• _What to work on_: Write out the full set of records below exactly.

Records excerpted from a collection
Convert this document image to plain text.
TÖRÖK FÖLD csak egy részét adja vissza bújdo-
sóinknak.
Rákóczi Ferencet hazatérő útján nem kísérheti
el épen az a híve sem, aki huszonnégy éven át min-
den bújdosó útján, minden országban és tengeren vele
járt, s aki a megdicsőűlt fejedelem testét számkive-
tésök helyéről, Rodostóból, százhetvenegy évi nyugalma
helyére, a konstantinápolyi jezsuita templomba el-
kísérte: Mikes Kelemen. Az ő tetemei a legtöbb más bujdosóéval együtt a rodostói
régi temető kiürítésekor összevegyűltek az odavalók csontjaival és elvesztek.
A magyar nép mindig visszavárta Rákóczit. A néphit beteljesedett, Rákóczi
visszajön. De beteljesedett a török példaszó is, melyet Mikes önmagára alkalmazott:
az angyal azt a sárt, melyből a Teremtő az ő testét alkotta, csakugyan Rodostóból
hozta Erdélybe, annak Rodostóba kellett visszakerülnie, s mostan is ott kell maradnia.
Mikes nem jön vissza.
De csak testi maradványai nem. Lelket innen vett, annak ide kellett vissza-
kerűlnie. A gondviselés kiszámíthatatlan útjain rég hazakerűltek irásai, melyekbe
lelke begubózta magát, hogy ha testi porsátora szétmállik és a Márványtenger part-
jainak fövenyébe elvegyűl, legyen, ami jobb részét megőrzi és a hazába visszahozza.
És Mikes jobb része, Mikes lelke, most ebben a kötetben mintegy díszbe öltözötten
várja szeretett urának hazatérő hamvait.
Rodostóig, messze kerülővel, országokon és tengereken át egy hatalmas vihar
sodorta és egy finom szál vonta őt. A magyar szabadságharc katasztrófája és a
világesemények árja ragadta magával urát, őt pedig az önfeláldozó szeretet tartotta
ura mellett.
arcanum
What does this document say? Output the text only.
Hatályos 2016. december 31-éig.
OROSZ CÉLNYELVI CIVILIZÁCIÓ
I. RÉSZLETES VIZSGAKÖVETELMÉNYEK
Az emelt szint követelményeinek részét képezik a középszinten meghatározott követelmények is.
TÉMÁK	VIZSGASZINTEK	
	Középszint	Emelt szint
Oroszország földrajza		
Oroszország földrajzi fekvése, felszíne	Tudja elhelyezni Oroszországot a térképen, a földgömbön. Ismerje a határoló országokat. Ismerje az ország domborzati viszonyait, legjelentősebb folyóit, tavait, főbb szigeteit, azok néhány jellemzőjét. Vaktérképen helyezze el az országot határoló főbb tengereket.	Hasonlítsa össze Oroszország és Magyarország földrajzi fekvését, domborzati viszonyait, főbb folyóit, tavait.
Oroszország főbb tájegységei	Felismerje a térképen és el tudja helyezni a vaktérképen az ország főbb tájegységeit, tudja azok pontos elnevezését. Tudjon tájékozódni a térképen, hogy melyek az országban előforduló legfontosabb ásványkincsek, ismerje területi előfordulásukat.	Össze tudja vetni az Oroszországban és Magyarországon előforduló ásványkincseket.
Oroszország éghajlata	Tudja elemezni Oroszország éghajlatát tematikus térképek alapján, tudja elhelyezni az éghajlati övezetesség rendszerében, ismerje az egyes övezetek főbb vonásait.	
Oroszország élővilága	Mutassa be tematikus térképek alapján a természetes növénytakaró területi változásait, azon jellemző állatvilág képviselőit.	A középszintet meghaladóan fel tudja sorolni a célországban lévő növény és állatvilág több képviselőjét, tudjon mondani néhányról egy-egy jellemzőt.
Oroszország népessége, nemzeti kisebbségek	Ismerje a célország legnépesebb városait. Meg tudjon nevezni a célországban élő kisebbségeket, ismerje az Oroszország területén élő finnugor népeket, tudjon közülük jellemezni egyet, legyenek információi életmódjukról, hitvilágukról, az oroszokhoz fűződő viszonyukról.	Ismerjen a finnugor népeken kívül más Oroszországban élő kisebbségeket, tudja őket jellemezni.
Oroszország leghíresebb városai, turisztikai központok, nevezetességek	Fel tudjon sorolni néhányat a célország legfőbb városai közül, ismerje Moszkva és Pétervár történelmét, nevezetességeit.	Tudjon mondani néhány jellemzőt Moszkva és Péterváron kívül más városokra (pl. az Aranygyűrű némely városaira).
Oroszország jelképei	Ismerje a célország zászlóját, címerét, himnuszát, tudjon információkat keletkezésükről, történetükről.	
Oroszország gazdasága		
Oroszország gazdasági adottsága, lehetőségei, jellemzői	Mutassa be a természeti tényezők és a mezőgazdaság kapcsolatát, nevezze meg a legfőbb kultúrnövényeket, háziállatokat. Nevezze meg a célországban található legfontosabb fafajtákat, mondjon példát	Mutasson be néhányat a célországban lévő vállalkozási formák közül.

• _Exercise response_:
Convert this document image to plain text.
TÖRÖK FÖLD csak egy részét adja vissza bújdo-
sóinknak.
Rákóczi Ferencet hazatérő útján nem kísérheti
el épen az a híve sem, aki huszonnégy éven át min-
den bújdosó útján, minden országban és tengeren vele
járt, s aki a megdicsőűlt fejedelem testét számkive-
tésök helyéről, Rodostóból, százhetvenegy évi nyugalma
helyére, a konstantinápolyi jezsuita templomba el-
kísérte: Mikes Kelemen. Az ő tetemei a legtöbb más bujdosóéval együtt a rodostói
régi temető kiürítésekor összevegyűltek az odavalók csontjaival és elvesztek.
A magyar nép mindig visszavárta Rákóczit. A néphit beteljesedett, Rákóczi
visszajön. De beteljesedett a török példaszó is, melyet Mikes önmagára alkalmazott:
az angyal azt a sárt, melyből a Teremtő az ő testét alkotta, csakugyan Rodostóból
hozta Erdélybe, annak Rodostóba kellett visszakerülnie, s mostan is ott kell maradnia.
Mikes nem jön vissza.
De csak testi maradványai nem. Lelket innen vett, annak ide kellett vissza-
kerűlnie. A gondviselés kiszámíthatatlan útjain rég hazakerűltek irásai, melyekbe
lelke begubózta magát, hogy ha testi porsátora szétmállik és a Márványtenger part-
jainak fövenyébe elvegyűl, legyen, ami jobb részét megőrzi és a hazába visszahozza.
És Mikes jobb része, Mikes lelke, most ebben a kötetben mintegy díszbe öltözötten
várja szeretett urának hazatérő hamvait.
Rodostóig, messze kerülővel, országokon és tengereken át egy hatalmas vihar
sodorta és egy finom szál vonta őt. A magyar szabadságharc katasztrófája és a
világesemények árja ragadta magával urát, őt pedig az önfeláldozó szeretet tartotta
ura mellett.
arcanum
What does this document say? Output the text only.
Hatályos 2016. december 31-éig.
OROSZ CÉLNYELVI CIVILIZÁCIÓ
I. RÉSZLETES VIZSGAKÖVETELMÉNYEK
Az emelt szint követelményeinek részét képezik a középszinten meghatározott követelmények is.
TÉMÁK	VIZSGASZINTEK	
	Középszint	Emelt szint
Oroszország földrajza		
Oroszország földrajzi fekvése, felszíne	Tudja elhelyezni Oroszországot a térképen, a földgömbön. Ismerje a határoló országokat. Ismerje az ország domborzati viszonyait, legjelentősebb folyóit, tavait, főbb szigeteit, azok néhány jellemzőjét. Vaktérképen helyezze el az országot határoló főbb tengereket.	Hasonlítsa össze Oroszország és Magyarország földrajzi fekvését, domborzati viszonyait, főbb folyóit, tavait.
Oroszország főbb tájegységei	Felismerje a térképen és el tudja helyezni a vaktérképen az ország főbb tájegységeit, tudja azok pontos elnevezését. Tudjon tájékozódni a térképen, hogy melyek az országban előforduló legfontosabb ásványkincsek, ismerje területi előfordulásukat.	Össze tudja vetni az Oroszországban és Magyarországon előforduló ásványkincseket.
Oroszország éghajlata	Tudja elemezni Oroszország éghajlatát tematikus térképek alapján, tudja elhelyezni az éghajlati övezetesség rendszerében, ismerje az egyes övezetek főbb vonásait.	
Oroszország élővilága	Mutassa be tematikus térképek alapján a természetes növénytakaró területi változásait, azon jellemző állatvilág képviselőit.	A középszintet meghaladóan fel tudja sorolni a célországban lévő növény és állatvilág több képviselőjét, tudjon mondani néhányról egy-egy jellemzőt.
Oroszország népessége, nemzeti kisebbségek	Ismerje a célország legnépesebb városait. Meg tudjon nevezni a célországban élő kisebbségeket, ismerje az Oroszország területén élő finnugor népeket, tudjon közülük jellemezni egyet, legyenek információi életmódjukról, hitvilágukról, az oroszokhoz fűződő viszonyukról.	Ismerjen a finnugor népeken kívül más Oroszországban élő kisebbségeket, tudja őket jellemezni.
Oroszország leghíresebb városai, turisztikai központok, nevezetességek	Fel tudjon sorolni néhányat a célország legfőbb városai közül, ismerje Moszkva és Pétervár történelmét, nevezetességeit.	Tudjon mondani néhány jellemzőt Moszkva és Péterváron kívül más városokra (pl. az Aranygyűrű némely városaira).
Oroszország jelképei	Ismerje a célország zászlóját, címerét, himnuszát, tudjon információkat keletkezésükről, történetükről.	
Oroszország gazdasága		
Oroszország gazdasági adottsága, lehetőségei, jellemzői	Mutassa be a természeti tényezők és a mezőgazdaság kapcsolatát, nevezze meg a legfőbb kultúrnövényeket, háziállatokat. Nevezze meg a célországban található legfontosabb fafajtákat, mondjon példát	Mutasson be néhányat a célországban lévő vállalkozási formák közül.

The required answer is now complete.